◆ Data shown ◆
——

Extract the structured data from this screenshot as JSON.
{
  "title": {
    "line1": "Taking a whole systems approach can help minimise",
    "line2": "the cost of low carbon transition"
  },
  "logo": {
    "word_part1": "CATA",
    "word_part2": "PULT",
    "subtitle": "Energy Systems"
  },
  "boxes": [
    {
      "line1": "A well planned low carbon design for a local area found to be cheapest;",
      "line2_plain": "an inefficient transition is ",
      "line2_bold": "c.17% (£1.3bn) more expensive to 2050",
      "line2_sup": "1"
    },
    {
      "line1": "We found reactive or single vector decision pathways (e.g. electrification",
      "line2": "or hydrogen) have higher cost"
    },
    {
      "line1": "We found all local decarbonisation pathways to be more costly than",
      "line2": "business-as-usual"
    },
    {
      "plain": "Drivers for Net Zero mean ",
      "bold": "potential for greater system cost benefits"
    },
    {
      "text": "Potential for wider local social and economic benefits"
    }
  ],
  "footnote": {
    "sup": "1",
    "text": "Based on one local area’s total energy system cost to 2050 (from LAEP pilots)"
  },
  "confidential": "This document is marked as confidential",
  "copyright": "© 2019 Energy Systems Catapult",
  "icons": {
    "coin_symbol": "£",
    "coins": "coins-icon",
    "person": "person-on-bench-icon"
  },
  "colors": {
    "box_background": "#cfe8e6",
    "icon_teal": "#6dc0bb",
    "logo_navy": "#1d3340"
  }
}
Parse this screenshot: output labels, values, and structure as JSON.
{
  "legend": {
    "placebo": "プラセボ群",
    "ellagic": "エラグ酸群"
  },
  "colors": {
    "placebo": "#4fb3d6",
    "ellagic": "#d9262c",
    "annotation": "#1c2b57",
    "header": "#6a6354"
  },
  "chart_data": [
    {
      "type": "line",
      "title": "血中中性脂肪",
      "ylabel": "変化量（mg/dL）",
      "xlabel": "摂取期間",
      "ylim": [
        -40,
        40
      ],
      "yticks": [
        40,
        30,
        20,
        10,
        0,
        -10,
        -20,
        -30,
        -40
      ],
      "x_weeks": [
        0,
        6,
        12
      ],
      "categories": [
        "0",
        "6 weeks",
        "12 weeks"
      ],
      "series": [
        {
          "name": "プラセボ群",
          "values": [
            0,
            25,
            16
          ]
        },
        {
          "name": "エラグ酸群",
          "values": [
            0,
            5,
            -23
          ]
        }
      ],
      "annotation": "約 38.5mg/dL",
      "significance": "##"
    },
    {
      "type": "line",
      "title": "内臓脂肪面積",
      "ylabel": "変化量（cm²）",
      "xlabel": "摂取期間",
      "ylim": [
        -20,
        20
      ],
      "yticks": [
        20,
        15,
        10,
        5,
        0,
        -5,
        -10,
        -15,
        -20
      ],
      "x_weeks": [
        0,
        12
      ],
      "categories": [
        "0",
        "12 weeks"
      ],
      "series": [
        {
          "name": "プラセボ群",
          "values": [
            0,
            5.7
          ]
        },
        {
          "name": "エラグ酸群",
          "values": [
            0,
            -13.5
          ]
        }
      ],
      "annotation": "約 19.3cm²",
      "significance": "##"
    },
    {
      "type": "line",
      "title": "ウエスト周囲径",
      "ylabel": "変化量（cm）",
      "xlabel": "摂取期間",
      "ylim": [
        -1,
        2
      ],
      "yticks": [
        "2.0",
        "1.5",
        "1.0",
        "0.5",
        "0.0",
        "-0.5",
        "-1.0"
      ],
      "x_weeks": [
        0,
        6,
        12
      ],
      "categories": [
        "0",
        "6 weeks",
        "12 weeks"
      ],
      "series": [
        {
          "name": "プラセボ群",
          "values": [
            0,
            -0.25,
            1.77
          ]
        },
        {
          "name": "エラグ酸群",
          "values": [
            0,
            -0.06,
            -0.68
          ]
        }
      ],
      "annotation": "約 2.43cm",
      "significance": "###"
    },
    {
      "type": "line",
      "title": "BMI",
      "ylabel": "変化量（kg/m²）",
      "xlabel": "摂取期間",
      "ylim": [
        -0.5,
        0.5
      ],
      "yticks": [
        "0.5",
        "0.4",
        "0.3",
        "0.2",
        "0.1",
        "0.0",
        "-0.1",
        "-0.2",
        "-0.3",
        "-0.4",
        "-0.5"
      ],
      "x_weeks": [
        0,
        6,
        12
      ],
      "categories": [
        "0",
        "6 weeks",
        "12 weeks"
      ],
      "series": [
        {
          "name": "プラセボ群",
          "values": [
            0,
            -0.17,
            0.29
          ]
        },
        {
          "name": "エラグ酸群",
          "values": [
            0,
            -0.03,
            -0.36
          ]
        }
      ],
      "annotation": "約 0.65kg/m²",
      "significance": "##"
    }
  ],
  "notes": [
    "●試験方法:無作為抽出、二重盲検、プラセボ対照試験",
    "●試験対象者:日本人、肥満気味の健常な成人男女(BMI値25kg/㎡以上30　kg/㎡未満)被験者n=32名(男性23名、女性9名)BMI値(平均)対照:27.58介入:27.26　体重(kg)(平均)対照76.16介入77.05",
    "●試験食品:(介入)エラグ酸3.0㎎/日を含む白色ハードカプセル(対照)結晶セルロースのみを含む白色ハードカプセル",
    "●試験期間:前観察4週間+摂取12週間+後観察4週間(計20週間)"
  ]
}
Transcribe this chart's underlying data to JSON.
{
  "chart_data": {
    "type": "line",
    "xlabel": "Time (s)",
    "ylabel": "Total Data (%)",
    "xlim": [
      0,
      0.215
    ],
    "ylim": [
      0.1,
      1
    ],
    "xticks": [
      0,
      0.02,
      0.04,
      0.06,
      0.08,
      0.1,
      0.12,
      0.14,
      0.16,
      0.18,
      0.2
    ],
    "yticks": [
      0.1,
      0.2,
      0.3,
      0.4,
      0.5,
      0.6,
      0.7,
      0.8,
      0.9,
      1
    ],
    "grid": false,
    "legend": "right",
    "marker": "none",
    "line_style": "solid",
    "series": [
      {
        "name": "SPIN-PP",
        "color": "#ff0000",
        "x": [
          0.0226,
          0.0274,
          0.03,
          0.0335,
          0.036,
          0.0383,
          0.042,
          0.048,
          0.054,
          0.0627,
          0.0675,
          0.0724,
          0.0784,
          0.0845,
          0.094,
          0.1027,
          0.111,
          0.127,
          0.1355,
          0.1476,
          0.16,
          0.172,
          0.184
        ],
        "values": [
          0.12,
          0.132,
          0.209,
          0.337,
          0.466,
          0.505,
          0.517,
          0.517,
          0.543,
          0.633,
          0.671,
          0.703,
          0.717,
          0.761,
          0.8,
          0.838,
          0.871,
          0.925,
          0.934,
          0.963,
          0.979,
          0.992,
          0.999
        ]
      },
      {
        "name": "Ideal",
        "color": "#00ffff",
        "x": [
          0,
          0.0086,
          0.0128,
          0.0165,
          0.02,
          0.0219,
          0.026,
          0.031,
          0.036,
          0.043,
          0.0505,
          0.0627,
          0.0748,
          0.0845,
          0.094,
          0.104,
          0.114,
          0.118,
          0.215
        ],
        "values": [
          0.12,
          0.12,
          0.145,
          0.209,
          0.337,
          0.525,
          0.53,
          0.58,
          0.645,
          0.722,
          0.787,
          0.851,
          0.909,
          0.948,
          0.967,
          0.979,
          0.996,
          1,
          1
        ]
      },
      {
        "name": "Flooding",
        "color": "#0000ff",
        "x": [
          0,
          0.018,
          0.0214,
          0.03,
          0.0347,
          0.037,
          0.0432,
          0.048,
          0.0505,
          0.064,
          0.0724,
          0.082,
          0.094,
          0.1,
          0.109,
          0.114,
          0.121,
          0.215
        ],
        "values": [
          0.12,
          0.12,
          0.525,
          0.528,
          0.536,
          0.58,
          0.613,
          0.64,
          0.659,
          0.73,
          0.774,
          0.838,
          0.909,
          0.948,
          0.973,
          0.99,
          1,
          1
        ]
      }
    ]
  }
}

——

Identify the lines above that contain the word "ylabel", then copy them.

      "ylabel": "変化量（mg/dL）",
      "ylabel": "変化量（cm²）",
      "ylabel": "変化量（cm）",
      "ylabel": "変化量（kg/m²）",
    "ylabel": "Total Data (%)",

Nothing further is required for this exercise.